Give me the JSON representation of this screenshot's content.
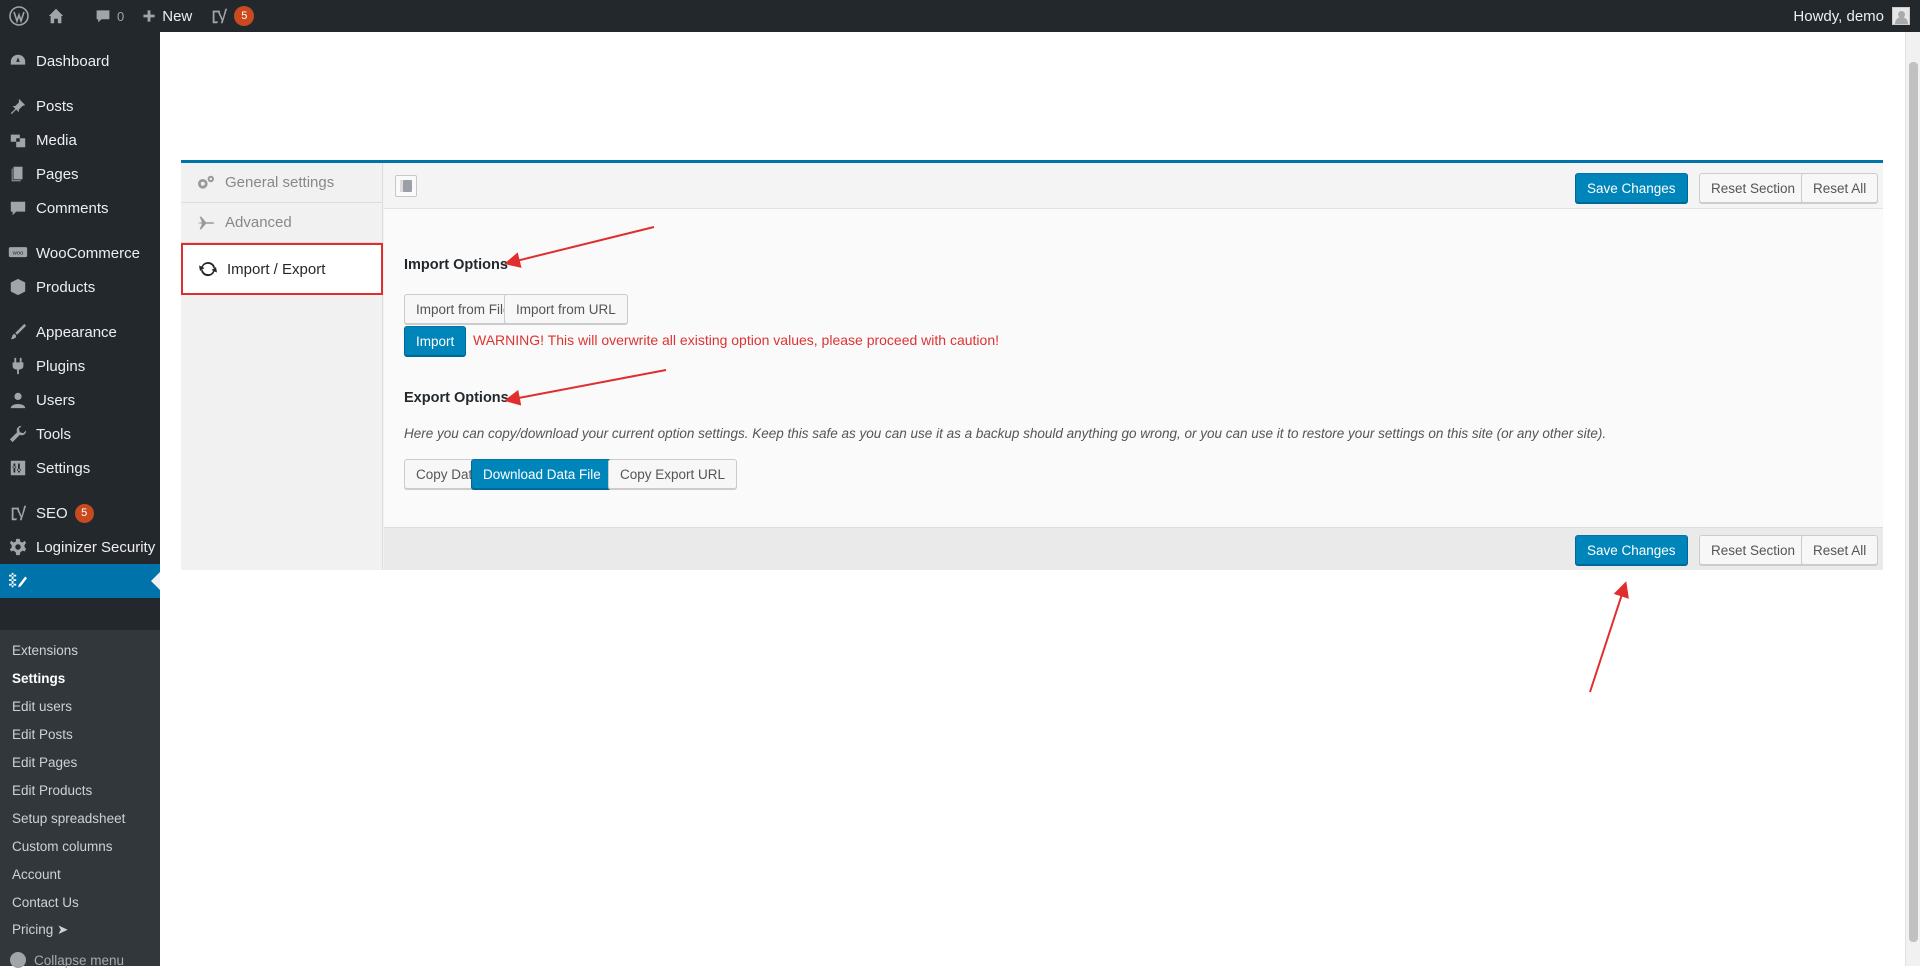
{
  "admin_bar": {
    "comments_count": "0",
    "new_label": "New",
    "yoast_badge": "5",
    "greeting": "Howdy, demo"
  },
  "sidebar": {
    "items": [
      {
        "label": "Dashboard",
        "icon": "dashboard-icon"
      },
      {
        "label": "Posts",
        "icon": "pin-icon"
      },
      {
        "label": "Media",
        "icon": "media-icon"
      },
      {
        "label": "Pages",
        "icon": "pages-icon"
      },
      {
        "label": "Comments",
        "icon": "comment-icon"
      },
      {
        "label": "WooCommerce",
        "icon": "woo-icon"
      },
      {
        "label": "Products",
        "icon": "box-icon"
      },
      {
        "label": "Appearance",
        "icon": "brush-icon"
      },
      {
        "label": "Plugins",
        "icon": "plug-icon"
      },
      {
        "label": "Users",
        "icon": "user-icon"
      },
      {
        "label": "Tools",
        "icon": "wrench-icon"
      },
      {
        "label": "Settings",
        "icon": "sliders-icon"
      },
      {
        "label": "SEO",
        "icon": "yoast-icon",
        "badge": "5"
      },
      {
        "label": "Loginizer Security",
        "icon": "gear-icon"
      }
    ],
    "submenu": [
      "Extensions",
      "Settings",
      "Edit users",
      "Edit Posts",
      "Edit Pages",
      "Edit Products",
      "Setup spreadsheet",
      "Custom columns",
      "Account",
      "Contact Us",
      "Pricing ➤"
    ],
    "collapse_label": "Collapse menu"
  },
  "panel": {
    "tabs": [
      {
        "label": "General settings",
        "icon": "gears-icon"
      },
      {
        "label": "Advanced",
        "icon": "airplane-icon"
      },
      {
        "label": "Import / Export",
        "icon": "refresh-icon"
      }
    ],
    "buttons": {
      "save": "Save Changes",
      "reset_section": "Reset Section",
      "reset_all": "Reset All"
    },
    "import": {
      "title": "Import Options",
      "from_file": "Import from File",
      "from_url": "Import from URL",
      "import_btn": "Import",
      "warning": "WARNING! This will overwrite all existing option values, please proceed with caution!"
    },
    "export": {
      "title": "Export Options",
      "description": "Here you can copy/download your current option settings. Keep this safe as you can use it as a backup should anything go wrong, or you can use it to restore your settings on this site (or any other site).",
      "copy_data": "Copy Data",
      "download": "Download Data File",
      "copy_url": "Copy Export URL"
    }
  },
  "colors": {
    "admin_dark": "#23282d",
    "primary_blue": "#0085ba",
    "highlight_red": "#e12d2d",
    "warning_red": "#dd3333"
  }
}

---

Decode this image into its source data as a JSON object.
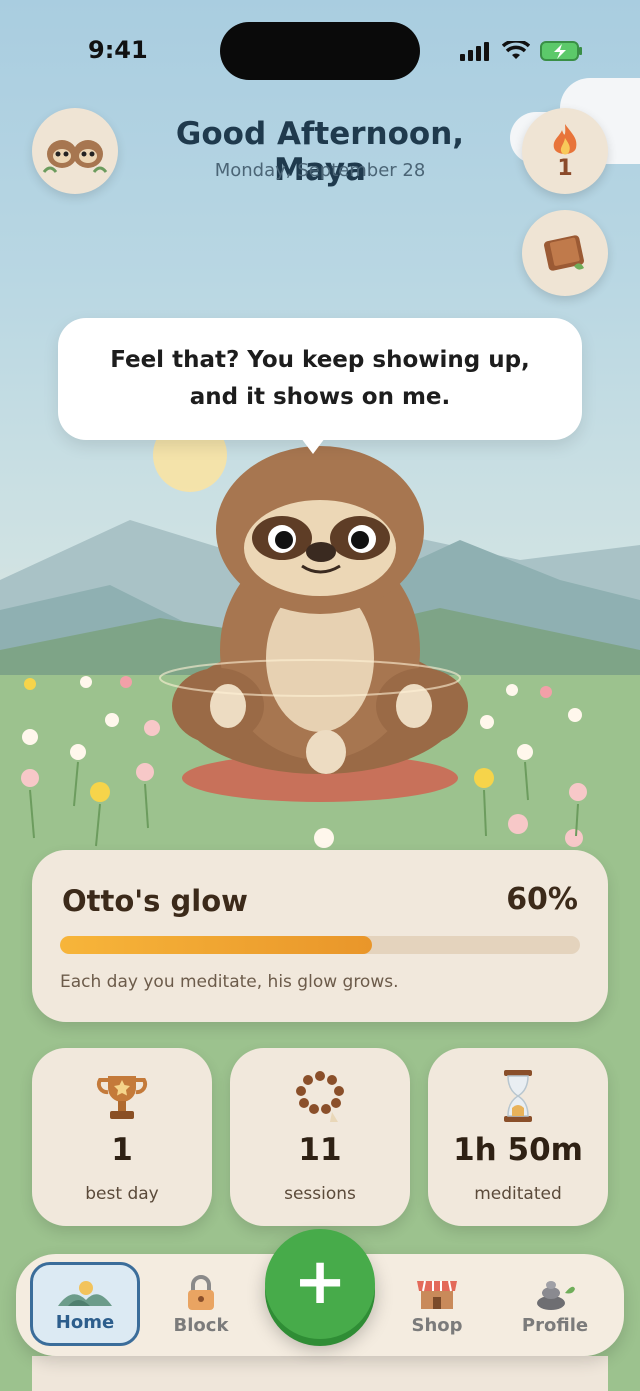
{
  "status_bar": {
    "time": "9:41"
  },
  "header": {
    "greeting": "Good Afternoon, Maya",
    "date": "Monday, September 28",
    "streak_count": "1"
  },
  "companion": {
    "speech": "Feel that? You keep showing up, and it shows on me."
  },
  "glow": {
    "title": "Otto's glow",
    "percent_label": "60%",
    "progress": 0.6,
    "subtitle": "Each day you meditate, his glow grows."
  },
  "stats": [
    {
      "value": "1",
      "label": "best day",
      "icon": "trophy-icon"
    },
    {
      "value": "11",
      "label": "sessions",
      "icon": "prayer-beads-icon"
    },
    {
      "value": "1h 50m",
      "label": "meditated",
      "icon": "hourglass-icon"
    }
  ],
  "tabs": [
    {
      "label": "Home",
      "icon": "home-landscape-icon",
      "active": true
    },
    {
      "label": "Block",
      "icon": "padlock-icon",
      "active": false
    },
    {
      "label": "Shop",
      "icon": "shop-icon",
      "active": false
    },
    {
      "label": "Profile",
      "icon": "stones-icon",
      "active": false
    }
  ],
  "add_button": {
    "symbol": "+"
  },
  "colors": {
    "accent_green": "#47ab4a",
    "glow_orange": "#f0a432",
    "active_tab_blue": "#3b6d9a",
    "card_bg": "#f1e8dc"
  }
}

...

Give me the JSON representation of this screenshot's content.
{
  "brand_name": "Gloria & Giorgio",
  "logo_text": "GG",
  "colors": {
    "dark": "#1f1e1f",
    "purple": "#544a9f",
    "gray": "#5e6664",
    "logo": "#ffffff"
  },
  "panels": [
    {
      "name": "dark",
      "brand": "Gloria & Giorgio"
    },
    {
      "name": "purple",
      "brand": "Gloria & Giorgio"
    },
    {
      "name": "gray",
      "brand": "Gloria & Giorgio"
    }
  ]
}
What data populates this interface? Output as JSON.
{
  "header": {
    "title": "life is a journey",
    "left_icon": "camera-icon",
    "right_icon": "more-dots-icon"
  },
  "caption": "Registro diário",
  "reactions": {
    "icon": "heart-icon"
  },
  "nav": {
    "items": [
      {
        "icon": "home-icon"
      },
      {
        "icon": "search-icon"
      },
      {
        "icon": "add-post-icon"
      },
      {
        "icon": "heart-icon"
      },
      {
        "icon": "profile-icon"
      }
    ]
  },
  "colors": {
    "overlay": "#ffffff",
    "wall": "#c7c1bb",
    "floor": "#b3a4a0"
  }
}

## THE TASK
Select all lines in the listing that include the word "from".

## THE OUTPUT
      "from_file": "Import from File",
      "from_url": "Import from URL",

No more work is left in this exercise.